# What to produce
Scan the data, and whenever a line contains "panel", copy it.

# Exercise materials

+===+

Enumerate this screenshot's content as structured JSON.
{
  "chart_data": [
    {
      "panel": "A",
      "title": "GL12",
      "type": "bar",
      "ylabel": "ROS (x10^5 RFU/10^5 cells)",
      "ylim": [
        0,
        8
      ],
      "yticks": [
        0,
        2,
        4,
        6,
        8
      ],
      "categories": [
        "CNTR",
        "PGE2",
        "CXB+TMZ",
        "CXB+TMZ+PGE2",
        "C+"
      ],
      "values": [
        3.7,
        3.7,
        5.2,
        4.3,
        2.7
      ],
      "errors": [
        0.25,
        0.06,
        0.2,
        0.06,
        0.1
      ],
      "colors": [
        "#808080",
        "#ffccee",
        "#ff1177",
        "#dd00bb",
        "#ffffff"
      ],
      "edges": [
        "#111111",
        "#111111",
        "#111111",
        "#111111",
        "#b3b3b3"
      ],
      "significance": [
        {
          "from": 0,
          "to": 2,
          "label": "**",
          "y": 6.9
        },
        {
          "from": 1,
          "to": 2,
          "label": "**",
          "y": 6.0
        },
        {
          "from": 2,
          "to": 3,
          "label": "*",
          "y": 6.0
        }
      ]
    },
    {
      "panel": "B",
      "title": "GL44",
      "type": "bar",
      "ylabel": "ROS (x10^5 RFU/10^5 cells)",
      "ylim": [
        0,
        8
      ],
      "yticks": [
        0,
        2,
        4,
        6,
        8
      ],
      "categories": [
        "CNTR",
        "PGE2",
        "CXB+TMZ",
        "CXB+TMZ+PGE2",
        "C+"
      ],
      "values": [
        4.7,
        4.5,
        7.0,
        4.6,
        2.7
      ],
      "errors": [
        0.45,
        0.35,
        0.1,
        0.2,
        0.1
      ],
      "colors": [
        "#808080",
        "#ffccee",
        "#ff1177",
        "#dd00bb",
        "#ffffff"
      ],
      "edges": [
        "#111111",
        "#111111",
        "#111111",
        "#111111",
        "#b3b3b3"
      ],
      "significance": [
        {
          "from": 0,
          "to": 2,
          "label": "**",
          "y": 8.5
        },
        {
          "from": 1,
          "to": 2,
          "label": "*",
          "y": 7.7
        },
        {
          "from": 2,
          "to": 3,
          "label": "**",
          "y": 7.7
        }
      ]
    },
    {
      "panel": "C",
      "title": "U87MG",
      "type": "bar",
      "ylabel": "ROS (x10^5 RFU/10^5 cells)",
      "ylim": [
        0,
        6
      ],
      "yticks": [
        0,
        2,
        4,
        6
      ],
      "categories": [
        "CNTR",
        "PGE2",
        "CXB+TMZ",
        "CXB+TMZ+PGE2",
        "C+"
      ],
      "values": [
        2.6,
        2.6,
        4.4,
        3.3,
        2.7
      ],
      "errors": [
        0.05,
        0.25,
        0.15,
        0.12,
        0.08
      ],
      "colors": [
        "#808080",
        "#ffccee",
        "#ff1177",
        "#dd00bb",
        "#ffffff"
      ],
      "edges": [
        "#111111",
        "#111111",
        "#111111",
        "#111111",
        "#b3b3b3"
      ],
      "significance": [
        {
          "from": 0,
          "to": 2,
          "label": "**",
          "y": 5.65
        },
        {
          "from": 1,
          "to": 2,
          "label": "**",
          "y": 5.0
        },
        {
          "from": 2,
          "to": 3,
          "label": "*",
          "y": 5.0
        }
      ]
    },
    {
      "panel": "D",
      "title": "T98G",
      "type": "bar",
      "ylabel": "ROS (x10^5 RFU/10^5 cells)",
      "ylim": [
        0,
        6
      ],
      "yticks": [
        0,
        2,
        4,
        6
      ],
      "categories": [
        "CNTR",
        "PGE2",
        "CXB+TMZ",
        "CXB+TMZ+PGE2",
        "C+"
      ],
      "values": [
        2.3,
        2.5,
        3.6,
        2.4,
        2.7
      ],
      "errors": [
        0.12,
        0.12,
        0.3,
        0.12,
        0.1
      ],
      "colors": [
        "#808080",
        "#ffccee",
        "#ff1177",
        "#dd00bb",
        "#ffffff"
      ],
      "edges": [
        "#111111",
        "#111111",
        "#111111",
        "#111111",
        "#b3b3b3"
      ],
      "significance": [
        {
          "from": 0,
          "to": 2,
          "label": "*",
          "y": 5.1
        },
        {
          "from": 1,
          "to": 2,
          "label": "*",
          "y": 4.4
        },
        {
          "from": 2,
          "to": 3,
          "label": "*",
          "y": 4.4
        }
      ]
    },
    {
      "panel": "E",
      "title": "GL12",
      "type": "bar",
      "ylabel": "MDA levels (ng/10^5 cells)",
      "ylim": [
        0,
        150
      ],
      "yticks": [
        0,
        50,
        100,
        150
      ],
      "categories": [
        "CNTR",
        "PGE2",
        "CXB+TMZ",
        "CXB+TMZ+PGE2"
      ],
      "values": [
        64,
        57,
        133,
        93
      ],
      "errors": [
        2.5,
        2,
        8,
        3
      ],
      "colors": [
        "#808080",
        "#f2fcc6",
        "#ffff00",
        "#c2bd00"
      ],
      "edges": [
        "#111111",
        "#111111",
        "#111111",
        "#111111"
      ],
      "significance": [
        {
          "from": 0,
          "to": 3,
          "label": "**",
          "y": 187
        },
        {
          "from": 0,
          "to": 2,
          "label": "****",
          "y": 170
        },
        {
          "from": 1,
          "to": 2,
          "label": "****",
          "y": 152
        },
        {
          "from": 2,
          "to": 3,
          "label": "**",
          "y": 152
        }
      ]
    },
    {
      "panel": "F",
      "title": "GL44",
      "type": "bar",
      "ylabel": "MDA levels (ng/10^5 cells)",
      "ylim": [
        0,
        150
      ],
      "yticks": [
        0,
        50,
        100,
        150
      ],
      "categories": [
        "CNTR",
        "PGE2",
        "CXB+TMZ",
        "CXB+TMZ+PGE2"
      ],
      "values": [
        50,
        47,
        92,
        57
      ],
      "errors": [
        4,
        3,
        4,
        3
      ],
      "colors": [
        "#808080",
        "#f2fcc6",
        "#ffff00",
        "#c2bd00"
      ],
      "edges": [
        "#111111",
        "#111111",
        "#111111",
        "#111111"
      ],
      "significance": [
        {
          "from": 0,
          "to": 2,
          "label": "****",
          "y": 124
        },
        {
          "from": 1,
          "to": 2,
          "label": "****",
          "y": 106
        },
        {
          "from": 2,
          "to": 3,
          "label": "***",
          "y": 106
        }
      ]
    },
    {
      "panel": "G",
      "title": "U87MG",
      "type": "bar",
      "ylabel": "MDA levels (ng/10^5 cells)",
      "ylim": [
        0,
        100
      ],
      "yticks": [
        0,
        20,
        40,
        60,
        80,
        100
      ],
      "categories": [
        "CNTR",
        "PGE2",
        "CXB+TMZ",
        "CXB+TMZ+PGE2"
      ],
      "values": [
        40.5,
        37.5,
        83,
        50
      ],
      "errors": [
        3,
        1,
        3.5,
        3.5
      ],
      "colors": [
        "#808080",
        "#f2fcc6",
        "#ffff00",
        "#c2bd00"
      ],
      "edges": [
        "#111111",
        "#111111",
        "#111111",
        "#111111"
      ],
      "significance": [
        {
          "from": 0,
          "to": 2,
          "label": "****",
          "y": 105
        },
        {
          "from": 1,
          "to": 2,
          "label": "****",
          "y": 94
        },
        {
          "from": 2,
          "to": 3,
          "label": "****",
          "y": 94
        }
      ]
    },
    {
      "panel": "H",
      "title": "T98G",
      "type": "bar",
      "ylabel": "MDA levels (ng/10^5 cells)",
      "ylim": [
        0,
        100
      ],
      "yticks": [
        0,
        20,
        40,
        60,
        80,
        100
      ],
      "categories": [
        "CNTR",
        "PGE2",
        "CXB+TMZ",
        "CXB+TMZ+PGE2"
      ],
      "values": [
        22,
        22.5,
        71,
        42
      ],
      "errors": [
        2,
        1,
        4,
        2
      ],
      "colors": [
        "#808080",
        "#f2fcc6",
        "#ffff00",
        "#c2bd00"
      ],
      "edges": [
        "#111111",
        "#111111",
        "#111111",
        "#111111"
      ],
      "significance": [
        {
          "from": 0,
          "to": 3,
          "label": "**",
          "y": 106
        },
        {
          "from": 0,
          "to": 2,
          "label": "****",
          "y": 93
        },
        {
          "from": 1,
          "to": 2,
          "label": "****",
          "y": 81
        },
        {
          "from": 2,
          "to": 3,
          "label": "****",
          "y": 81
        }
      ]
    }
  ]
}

+===+

# Answer area
      "panel": "A",
      "panel": "B",
      "panel": "C",
      "panel": "D",
      "panel": "E",
      "panel": "F",
      "panel": "G",
      "panel": "H",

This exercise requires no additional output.